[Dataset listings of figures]
..............................
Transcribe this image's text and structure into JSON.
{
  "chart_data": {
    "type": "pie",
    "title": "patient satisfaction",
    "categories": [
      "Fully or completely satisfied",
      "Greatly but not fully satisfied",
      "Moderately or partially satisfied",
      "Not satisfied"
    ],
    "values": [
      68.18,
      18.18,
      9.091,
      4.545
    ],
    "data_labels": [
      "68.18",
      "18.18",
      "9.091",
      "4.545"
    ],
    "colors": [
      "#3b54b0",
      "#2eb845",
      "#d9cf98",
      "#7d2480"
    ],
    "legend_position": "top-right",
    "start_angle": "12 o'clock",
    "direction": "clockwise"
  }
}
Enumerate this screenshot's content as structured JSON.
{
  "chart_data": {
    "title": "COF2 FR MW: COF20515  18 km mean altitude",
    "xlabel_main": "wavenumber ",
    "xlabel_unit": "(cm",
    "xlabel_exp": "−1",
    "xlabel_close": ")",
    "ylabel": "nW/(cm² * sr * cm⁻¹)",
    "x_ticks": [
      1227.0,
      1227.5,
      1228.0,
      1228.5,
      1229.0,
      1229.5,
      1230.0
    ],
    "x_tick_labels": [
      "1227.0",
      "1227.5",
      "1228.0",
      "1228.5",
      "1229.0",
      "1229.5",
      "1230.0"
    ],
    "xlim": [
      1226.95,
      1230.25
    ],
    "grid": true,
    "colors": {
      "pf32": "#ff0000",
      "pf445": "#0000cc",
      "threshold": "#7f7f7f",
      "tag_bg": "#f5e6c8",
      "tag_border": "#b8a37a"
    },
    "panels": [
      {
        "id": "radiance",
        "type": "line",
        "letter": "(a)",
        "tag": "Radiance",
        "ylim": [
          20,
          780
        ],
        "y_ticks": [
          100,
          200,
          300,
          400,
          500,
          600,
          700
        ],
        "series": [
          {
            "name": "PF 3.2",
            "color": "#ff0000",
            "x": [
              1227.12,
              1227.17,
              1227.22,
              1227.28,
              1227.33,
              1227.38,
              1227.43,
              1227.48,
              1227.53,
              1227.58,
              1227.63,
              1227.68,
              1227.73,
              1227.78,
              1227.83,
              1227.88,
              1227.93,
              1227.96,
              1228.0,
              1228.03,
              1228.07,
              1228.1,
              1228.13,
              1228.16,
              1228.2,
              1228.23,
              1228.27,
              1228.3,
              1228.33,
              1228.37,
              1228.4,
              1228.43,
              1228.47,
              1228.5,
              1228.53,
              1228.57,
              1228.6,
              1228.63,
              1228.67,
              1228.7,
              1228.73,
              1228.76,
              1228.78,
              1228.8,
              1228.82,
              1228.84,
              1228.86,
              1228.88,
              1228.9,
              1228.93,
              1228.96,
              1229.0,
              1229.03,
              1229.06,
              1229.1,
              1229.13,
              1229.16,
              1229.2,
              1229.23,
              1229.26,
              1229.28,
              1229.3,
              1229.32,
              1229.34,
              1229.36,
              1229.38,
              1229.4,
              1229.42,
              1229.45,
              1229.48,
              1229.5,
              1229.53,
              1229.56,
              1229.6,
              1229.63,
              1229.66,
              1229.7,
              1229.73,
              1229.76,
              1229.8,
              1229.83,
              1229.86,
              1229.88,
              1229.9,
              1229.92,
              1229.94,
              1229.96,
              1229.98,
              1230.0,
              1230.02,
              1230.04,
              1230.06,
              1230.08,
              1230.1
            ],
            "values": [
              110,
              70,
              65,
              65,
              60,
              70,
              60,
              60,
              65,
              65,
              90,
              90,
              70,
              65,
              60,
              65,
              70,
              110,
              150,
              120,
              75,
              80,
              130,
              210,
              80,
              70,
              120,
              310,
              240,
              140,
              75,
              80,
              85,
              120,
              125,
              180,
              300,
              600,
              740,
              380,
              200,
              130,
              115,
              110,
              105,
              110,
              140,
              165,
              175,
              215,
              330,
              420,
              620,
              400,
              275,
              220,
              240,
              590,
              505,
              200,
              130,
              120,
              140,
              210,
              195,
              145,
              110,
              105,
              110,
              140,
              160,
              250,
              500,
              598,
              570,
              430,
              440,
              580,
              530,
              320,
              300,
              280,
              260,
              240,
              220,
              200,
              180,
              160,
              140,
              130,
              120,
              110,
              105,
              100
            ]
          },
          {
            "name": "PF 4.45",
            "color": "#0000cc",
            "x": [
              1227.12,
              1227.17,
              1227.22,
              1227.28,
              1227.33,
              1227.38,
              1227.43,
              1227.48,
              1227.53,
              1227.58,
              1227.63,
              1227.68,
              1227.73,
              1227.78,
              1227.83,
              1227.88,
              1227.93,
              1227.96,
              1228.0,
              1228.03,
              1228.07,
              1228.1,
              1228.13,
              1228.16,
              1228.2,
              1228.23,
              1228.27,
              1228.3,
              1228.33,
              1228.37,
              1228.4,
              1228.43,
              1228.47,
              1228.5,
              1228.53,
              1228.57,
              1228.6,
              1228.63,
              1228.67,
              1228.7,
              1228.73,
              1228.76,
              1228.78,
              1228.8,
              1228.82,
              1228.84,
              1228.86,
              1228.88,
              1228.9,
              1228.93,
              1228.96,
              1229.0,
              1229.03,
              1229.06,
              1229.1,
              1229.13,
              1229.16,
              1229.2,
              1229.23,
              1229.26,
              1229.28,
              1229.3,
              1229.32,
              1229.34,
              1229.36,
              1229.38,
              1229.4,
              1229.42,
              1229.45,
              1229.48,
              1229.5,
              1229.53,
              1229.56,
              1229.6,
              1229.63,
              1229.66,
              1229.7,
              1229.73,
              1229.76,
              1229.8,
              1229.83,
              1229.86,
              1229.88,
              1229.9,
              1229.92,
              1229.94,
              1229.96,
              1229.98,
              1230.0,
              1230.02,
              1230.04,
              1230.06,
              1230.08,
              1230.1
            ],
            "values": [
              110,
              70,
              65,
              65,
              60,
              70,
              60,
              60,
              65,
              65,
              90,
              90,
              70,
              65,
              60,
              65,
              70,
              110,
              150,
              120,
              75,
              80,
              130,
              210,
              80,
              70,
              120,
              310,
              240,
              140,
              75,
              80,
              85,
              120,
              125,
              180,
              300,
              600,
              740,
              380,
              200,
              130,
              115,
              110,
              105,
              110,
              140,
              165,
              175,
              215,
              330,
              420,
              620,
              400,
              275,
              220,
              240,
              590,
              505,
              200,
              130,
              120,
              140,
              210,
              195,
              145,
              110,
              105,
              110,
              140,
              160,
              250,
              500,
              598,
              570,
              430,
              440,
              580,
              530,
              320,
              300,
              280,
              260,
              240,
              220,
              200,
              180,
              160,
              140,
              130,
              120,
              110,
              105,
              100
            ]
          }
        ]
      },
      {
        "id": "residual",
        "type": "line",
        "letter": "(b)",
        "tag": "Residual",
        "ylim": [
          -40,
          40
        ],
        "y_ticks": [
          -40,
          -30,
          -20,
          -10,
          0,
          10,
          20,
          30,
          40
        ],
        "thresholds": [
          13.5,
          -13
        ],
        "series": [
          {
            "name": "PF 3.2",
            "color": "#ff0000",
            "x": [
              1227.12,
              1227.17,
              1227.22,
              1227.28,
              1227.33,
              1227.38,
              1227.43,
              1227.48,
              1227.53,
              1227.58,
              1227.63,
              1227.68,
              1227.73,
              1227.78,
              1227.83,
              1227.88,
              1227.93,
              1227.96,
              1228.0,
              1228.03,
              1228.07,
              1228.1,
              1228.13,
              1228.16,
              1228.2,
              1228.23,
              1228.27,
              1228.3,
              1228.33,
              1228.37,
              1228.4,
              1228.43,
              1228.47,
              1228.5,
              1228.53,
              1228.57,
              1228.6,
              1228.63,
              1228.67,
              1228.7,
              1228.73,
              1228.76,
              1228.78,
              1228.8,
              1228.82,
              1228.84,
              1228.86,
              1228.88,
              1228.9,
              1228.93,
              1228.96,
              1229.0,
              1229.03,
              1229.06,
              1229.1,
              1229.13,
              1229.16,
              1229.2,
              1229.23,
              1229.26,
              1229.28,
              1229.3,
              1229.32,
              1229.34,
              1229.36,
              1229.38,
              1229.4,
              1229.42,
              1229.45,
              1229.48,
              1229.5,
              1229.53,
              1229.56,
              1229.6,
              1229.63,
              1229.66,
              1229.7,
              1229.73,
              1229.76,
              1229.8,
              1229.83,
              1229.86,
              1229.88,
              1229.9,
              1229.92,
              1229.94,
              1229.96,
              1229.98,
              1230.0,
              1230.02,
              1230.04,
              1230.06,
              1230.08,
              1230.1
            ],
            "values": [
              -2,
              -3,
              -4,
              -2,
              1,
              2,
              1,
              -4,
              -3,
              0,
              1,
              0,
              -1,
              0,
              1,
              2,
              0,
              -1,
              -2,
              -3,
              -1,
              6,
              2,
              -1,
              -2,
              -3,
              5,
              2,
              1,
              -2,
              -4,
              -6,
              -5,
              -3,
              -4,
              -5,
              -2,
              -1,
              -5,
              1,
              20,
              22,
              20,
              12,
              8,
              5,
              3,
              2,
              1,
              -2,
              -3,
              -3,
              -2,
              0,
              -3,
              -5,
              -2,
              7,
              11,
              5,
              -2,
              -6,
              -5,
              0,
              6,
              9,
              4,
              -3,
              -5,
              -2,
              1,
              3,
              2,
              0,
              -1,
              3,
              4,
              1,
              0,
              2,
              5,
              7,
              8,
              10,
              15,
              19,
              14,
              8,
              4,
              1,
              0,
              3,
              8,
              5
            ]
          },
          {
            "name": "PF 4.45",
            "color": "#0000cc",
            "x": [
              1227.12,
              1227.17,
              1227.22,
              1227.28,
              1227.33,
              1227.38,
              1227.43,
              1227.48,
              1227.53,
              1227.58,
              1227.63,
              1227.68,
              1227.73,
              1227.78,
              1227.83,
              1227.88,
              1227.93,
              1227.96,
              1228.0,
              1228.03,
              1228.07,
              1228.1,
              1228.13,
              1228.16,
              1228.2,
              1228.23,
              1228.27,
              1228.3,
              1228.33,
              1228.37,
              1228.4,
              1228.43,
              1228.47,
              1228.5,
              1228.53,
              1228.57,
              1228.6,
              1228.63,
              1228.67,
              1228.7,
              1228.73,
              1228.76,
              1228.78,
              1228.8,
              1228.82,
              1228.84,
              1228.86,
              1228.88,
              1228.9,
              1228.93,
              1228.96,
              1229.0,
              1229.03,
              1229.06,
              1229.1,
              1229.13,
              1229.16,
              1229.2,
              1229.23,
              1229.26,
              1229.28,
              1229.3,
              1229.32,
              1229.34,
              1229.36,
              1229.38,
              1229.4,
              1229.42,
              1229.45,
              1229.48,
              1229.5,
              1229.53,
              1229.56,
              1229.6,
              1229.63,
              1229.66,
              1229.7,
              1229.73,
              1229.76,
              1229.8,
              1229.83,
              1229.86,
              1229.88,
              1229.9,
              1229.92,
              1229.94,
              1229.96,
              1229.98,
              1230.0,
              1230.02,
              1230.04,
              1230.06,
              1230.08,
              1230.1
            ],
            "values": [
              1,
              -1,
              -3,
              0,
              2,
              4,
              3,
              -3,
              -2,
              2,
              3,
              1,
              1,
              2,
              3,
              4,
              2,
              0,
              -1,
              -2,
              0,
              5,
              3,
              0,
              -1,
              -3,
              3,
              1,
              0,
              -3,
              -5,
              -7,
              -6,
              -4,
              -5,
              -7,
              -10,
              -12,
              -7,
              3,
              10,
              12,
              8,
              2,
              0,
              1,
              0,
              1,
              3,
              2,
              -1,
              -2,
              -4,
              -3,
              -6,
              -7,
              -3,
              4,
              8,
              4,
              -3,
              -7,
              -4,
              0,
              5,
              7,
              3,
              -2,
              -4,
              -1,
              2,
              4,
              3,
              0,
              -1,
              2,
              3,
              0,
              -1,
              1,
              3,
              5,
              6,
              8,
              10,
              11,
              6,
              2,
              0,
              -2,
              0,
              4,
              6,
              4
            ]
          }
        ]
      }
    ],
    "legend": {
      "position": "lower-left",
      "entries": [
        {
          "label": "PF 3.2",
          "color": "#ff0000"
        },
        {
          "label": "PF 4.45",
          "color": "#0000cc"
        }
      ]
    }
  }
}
..............................
List each line in the listing that contains the string "title".

    "title": "patient satisfaction",
    "title": "COF2 FR MW: COF20515  18 km mean altitude",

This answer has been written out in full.